» WHAT THE TASK ASKS: Write out all records as given; omit images.

» THE DATA:
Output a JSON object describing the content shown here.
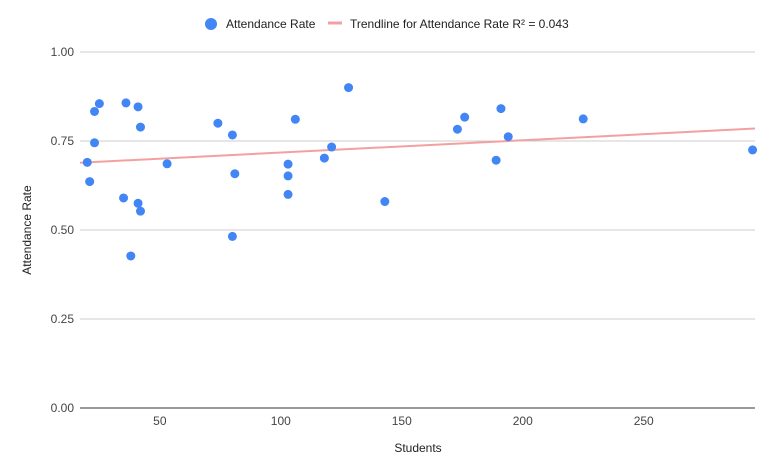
{
  "chart_data": {
    "type": "scatter",
    "xlabel": "Students",
    "ylabel": "Attendance Rate",
    "xlim": [
      17,
      296
    ],
    "ylim": [
      0,
      1
    ],
    "xticks": [
      50,
      100,
      150,
      200,
      250
    ],
    "yticks": [
      0,
      0.25,
      0.5,
      0.75,
      1
    ],
    "ytick_labels": [
      "0.00",
      "0.25",
      "0.50",
      "0.75",
      "1.00"
    ],
    "grid": true,
    "legend_position": "top",
    "series": [
      {
        "name": "Attendance Rate",
        "color": "#4285f4",
        "points": [
          {
            "x": 20,
            "y": 0.69
          },
          {
            "x": 21,
            "y": 0.636
          },
          {
            "x": 23,
            "y": 0.833
          },
          {
            "x": 23,
            "y": 0.745
          },
          {
            "x": 25,
            "y": 0.855
          },
          {
            "x": 35,
            "y": 0.59
          },
          {
            "x": 36,
            "y": 0.857
          },
          {
            "x": 38,
            "y": 0.427
          },
          {
            "x": 41,
            "y": 0.846
          },
          {
            "x": 41,
            "y": 0.575
          },
          {
            "x": 42,
            "y": 0.789
          },
          {
            "x": 42,
            "y": 0.553
          },
          {
            "x": 53,
            "y": 0.686
          },
          {
            "x": 74,
            "y": 0.8
          },
          {
            "x": 80,
            "y": 0.767
          },
          {
            "x": 80,
            "y": 0.482
          },
          {
            "x": 81,
            "y": 0.658
          },
          {
            "x": 103,
            "y": 0.685
          },
          {
            "x": 103,
            "y": 0.652
          },
          {
            "x": 103,
            "y": 0.6
          },
          {
            "x": 106,
            "y": 0.811
          },
          {
            "x": 118,
            "y": 0.702
          },
          {
            "x": 121,
            "y": 0.733
          },
          {
            "x": 128,
            "y": 0.9
          },
          {
            "x": 143,
            "y": 0.58
          },
          {
            "x": 173,
            "y": 0.783
          },
          {
            "x": 176,
            "y": 0.817
          },
          {
            "x": 189,
            "y": 0.696
          },
          {
            "x": 191,
            "y": 0.841
          },
          {
            "x": 194,
            "y": 0.762
          },
          {
            "x": 225,
            "y": 0.812
          },
          {
            "x": 295,
            "y": 0.725
          }
        ]
      },
      {
        "name": "Trendline for Attendance Rate R² = 0.043",
        "type": "trendline",
        "color": "#f4a0a0",
        "points": [
          {
            "x": 17,
            "y": 0.689
          },
          {
            "x": 296,
            "y": 0.785
          }
        ]
      }
    ]
  }
}
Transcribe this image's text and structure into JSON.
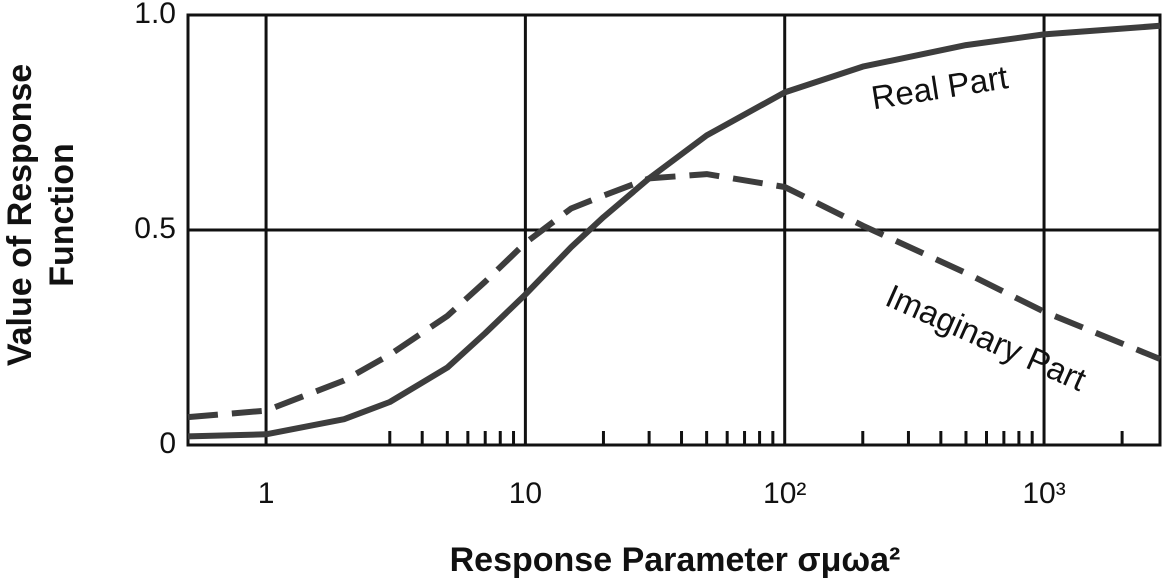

» EXERCISE OUTPUT:
Output a JSON object describing the content shown here.
{
  "chart_data": {
    "type": "scatter",
    "xlabel": "Students",
    "ylabel": "Attendance Rate",
    "xlim": [
      17,
      296
    ],
    "ylim": [
      0,
      1
    ],
    "xticks": [
      50,
      100,
      150,
      200,
      250
    ],
    "yticks": [
      0,
      0.25,
      0.5,
      0.75,
      1
    ],
    "ytick_labels": [
      "0.00",
      "0.25",
      "0.50",
      "0.75",
      "1.00"
    ],
    "grid": true,
    "legend_position": "top",
    "series": [
      {
        "name": "Attendance Rate",
        "color": "#4285f4",
        "points": [
          {
            "x": 20,
            "y": 0.69
          },
          {
            "x": 21,
            "y": 0.636
          },
          {
            "x": 23,
            "y": 0.833
          },
          {
            "x": 23,
            "y": 0.745
          },
          {
            "x": 25,
            "y": 0.855
          },
          {
            "x": 35,
            "y": 0.59
          },
          {
            "x": 36,
            "y": 0.857
          },
          {
            "x": 38,
            "y": 0.427
          },
          {
            "x": 41,
            "y": 0.846
          },
          {
            "x": 41,
            "y": 0.575
          },
          {
            "x": 42,
            "y": 0.789
          },
          {
            "x": 42,
            "y": 0.553
          },
          {
            "x": 53,
            "y": 0.686
          },
          {
            "x": 74,
            "y": 0.8
          },
          {
            "x": 80,
            "y": 0.767
          },
          {
            "x": 80,
            "y": 0.482
          },
          {
            "x": 81,
            "y": 0.658
          },
          {
            "x": 103,
            "y": 0.685
          },
          {
            "x": 103,
            "y": 0.652
          },
          {
            "x": 103,
            "y": 0.6
          },
          {
            "x": 106,
            "y": 0.811
          },
          {
            "x": 118,
            "y": 0.702
          },
          {
            "x": 121,
            "y": 0.733
          },
          {
            "x": 128,
            "y": 0.9
          },
          {
            "x": 143,
            "y": 0.58
          },
          {
            "x": 173,
            "y": 0.783
          },
          {
            "x": 176,
            "y": 0.817
          },
          {
            "x": 189,
            "y": 0.696
          },
          {
            "x": 191,
            "y": 0.841
          },
          {
            "x": 194,
            "y": 0.762
          },
          {
            "x": 225,
            "y": 0.812
          },
          {
            "x": 295,
            "y": 0.725
          }
        ]
      },
      {
        "name": "Trendline for Attendance Rate R² = 0.043",
        "type": "trendline",
        "color": "#f4a0a0",
        "points": [
          {
            "x": 17,
            "y": 0.689
          },
          {
            "x": 296,
            "y": 0.785
          }
        ]
      }
    ]
  }
}
Transcribe this image's text and structure into JSON.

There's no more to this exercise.